**** Available records ****
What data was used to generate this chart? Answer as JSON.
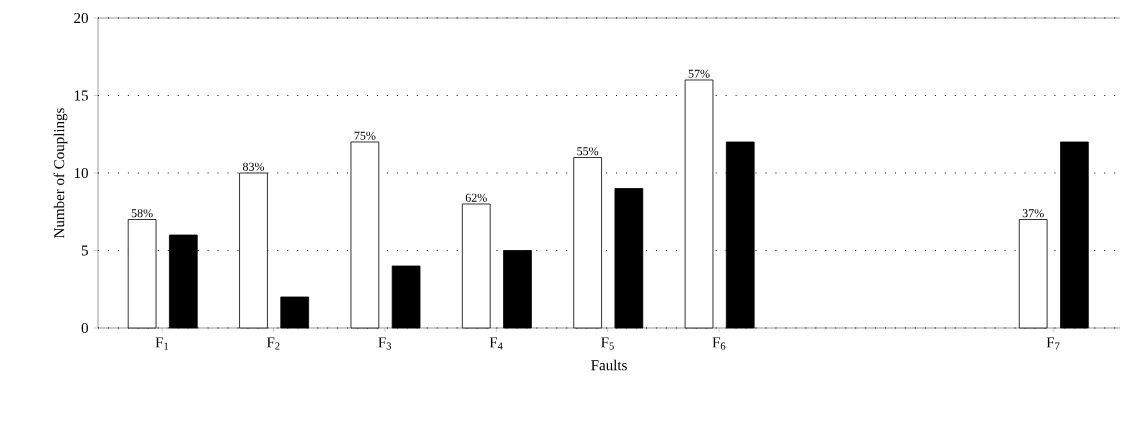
{
  "chart_data": {
    "type": "bar",
    "xlabel": "Faults",
    "ylabel": "Number of Couplings",
    "categories": [
      "F$_{1}$",
      "F$_{2}$",
      "F$_{3}$",
      "F$_{4}$",
      "F$_{5}$",
      "F$_{6}$",
      null,
      null,
      "F$_{7}$"
    ],
    "series": [
      {
        "color": "#ffffff",
        "values": [
          7,
          10,
          12,
          8,
          11,
          16,
          null,
          null,
          7
        ]
      },
      {
        "color": "#000000",
        "values": [
          6,
          2,
          4,
          5,
          9,
          12,
          null,
          null,
          12
        ]
      }
    ],
    "annotations": [
      "58%",
      "83%",
      "75%",
      "62%",
      "55%",
      "57%",
      "37%"
    ],
    "ylim": [
      0,
      20
    ],
    "yticks": [
      0,
      5,
      10,
      15,
      20
    ],
    "grid": "y"
  }
}
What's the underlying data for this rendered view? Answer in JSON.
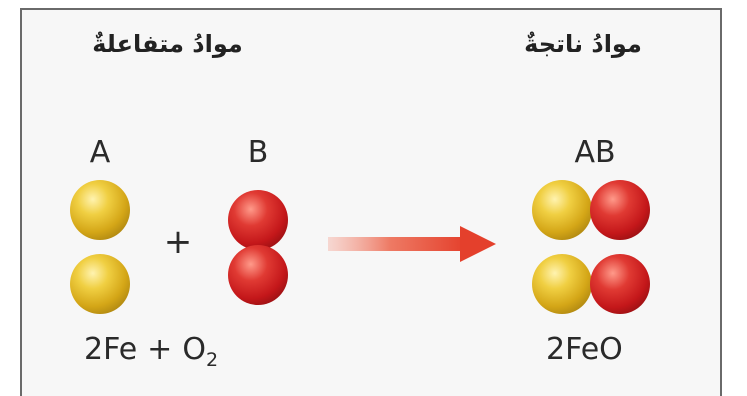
{
  "headings": {
    "reactants": "موادُ متفاعلةٌ",
    "products": "موادُ ناتجةٌ"
  },
  "labels": {
    "a": "A",
    "b": "B",
    "ab": "AB",
    "plus": "+"
  },
  "equation": {
    "reactant_1": "2Fe",
    "operator": "+",
    "reactant_2_symbol": "O",
    "reactant_2_subscript": "2",
    "product": "2FeO"
  },
  "colors": {
    "atom_a": "#d4a617",
    "atom_b": "#c4171a",
    "arrow": "#e63a2c"
  }
}
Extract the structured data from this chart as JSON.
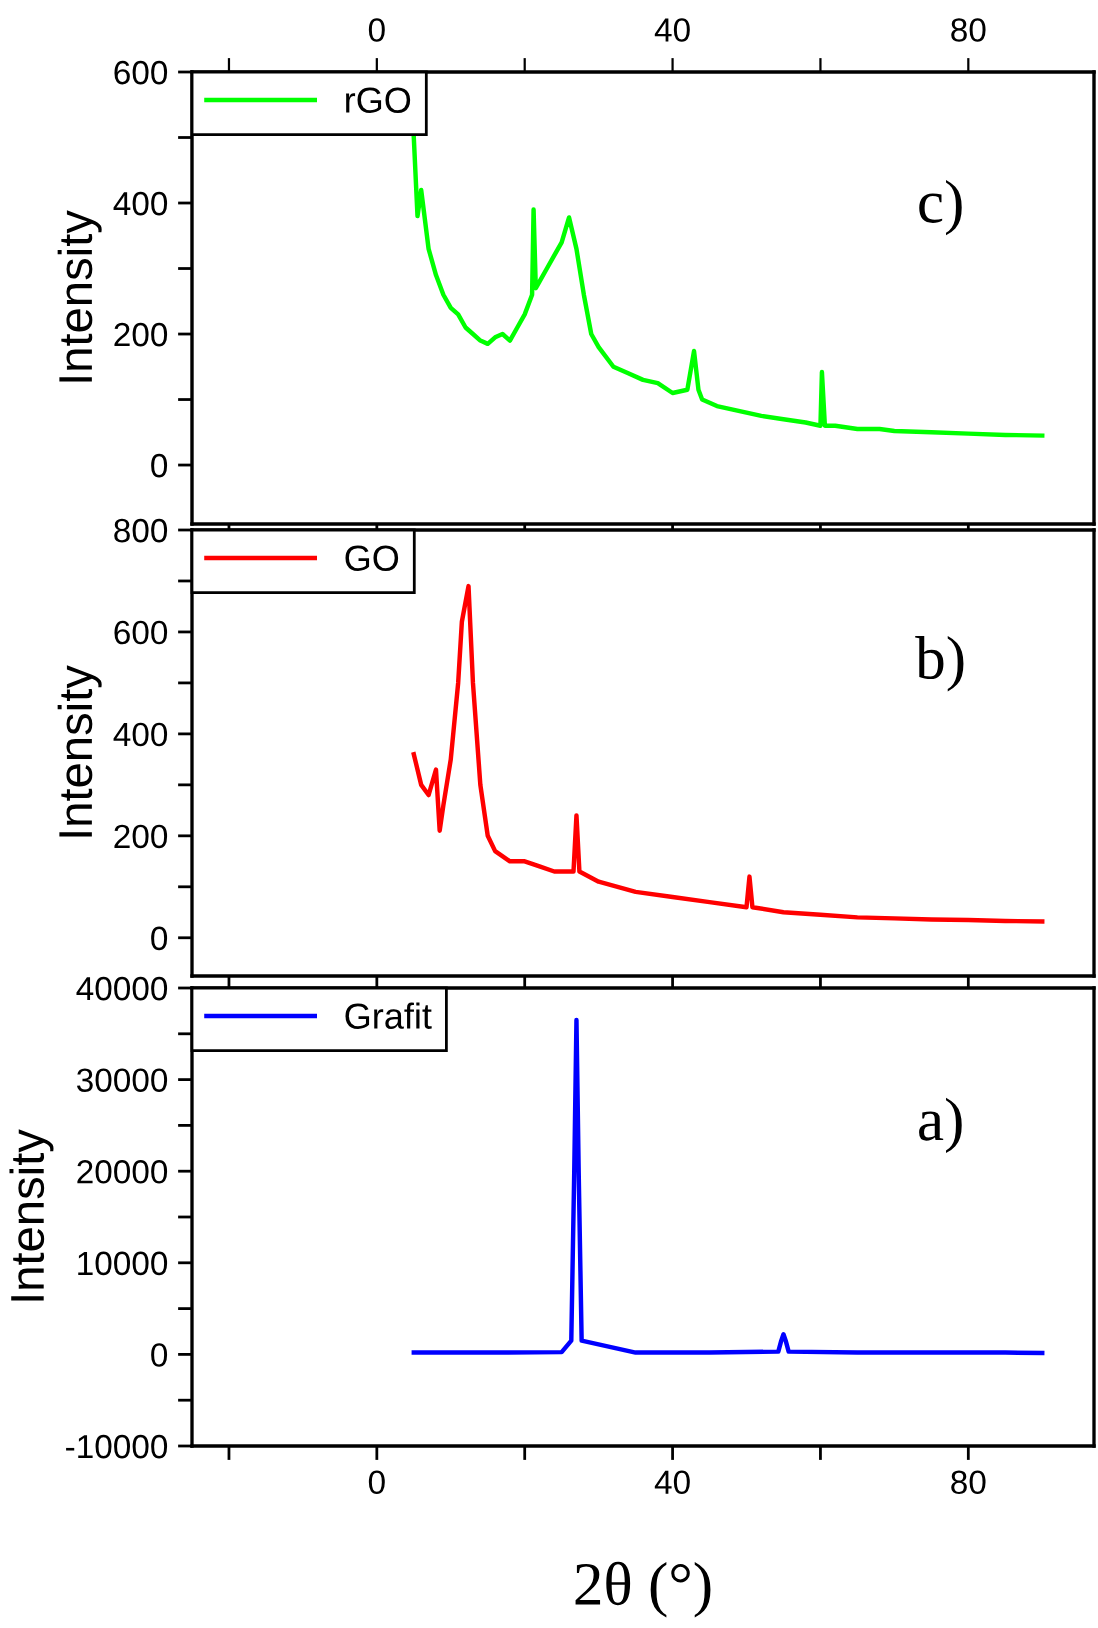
{
  "chart_data": [
    {
      "type": "line",
      "ylabel": "Intensity",
      "annotations": [
        "c)"
      ],
      "legend": "top left",
      "grid": false,
      "tick_labels": "y",
      "xlim": [
        -25,
        97
      ],
      "xticks": [
        {
          "value": -20,
          "label": null
        },
        0,
        {
          "value": 20,
          "label": null
        },
        40,
        {
          "value": 60,
          "label": null
        },
        80
      ],
      "x2lim": [
        -25,
        97
      ],
      "x2ticks": [
        {
          "value": -20,
          "label": null
        },
        0,
        {
          "value": 20,
          "label": null
        },
        40,
        {
          "value": 60,
          "label": null
        },
        80
      ],
      "ylim": [
        -90,
        600
      ],
      "yticks": [
        0,
        {
          "value": 100,
          "label": null
        },
        200,
        {
          "value": 300,
          "label": null
        },
        400,
        {
          "value": 500,
          "label": null
        },
        600
      ],
      "series": [
        {
          "name": "rGO",
          "color": "#00ff00",
          "x": [
            5,
            5.5,
            6,
            7,
            8,
            9,
            10,
            11,
            12,
            13,
            14,
            15,
            16,
            17,
            18,
            19,
            20,
            21,
            21.2,
            21.5,
            22,
            23,
            24,
            25,
            26,
            27,
            28,
            29,
            30,
            32,
            34,
            36,
            38,
            40,
            42,
            42.9,
            43.5,
            44,
            46,
            48,
            50,
            52,
            55,
            58,
            60,
            60.2,
            60.6,
            62,
            65,
            68,
            70,
            75,
            80,
            85,
            90
          ],
          "values": [
            500,
            380,
            420,
            330,
            290,
            260,
            240,
            230,
            210,
            200,
            190,
            185,
            195,
            200,
            190,
            210,
            230,
            260,
            390,
            270,
            280,
            300,
            320,
            340,
            378,
            330,
            260,
            200,
            180,
            150,
            140,
            130,
            125,
            110,
            115,
            174,
            115,
            100,
            90,
            85,
            80,
            75,
            70,
            65,
            60,
            142,
            60,
            60,
            55,
            55,
            52,
            50,
            48,
            46,
            45
          ]
        }
      ]
    },
    {
      "type": "line",
      "ylabel": "Intensity",
      "annotations": [
        "b)"
      ],
      "legend": "top left",
      "grid": false,
      "tick_labels": "y",
      "xlim": [
        -25,
        97
      ],
      "xticks": [
        {
          "value": -20,
          "label": null
        },
        0,
        {
          "value": 20,
          "label": null
        },
        40,
        {
          "value": 60,
          "label": null
        },
        80
      ],
      "ylim": [
        -75,
        800
      ],
      "yticks": [
        0,
        {
          "value": 100,
          "label": null
        },
        200,
        {
          "value": 300,
          "label": null
        },
        400,
        {
          "value": 500,
          "label": null
        },
        600,
        {
          "value": 700,
          "label": null
        },
        800
      ],
      "series": [
        {
          "name": "GO",
          "color": "#ff0000",
          "x": [
            5,
            6,
            7,
            8,
            8.5,
            9,
            10,
            11,
            11.5,
            12.4,
            13,
            14,
            15,
            16,
            18,
            20,
            22,
            24,
            26.6,
            27,
            27.4,
            30,
            35,
            40,
            45,
            50,
            50.4,
            50.8,
            55,
            60,
            65,
            70,
            75,
            80,
            85,
            90
          ],
          "values": [
            360,
            300,
            280,
            330,
            210,
            260,
            350,
            500,
            620,
            690,
            500,
            300,
            200,
            170,
            150,
            150,
            140,
            130,
            130,
            240,
            130,
            110,
            90,
            80,
            70,
            60,
            120,
            60,
            50,
            45,
            40,
            38,
            36,
            35,
            33,
            32
          ]
        }
      ]
    },
    {
      "type": "line",
      "ylabel": "Intensity",
      "xlabel": "2θ (°)",
      "annotations": [
        "a)"
      ],
      "legend": "top left",
      "grid": false,
      "xlim": [
        -25,
        97
      ],
      "xticks": [
        {
          "value": -20,
          "label": null
        },
        0,
        {
          "value": 20,
          "label": null
        },
        40,
        {
          "value": 60,
          "label": null
        },
        80
      ],
      "ylim": [
        -10000,
        40000
      ],
      "yticks": [
        -10000,
        {
          "value": -5000,
          "label": null
        },
        0,
        {
          "value": 5000,
          "label": null
        },
        10000,
        {
          "value": 15000,
          "label": null
        },
        20000,
        {
          "value": 25000,
          "label": null
        },
        30000,
        {
          "value": 35000,
          "label": null
        },
        40000
      ],
      "series": [
        {
          "name": "Grafit",
          "color": "#0000ff",
          "x": [
            5,
            15,
            25,
            26.3,
            26.7,
            27.0,
            27.3,
            27.7,
            35,
            45,
            54.3,
            54.7,
            55.0,
            55.3,
            55.7,
            65,
            75,
            85,
            90
          ],
          "values": [
            200,
            200,
            250,
            1500,
            20000,
            36500,
            20000,
            1500,
            200,
            200,
            300,
            1500,
            2200,
            1500,
            300,
            200,
            200,
            200,
            150
          ]
        }
      ]
    }
  ]
}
****
■ **To be done**
Search the lines above for the string "Answer" and copy each line that has it.

■ **Response to the exercise**
What data was used to generate this chart? Answer as JSON.
What's the underlying data for this rendered view? Answer in JSON.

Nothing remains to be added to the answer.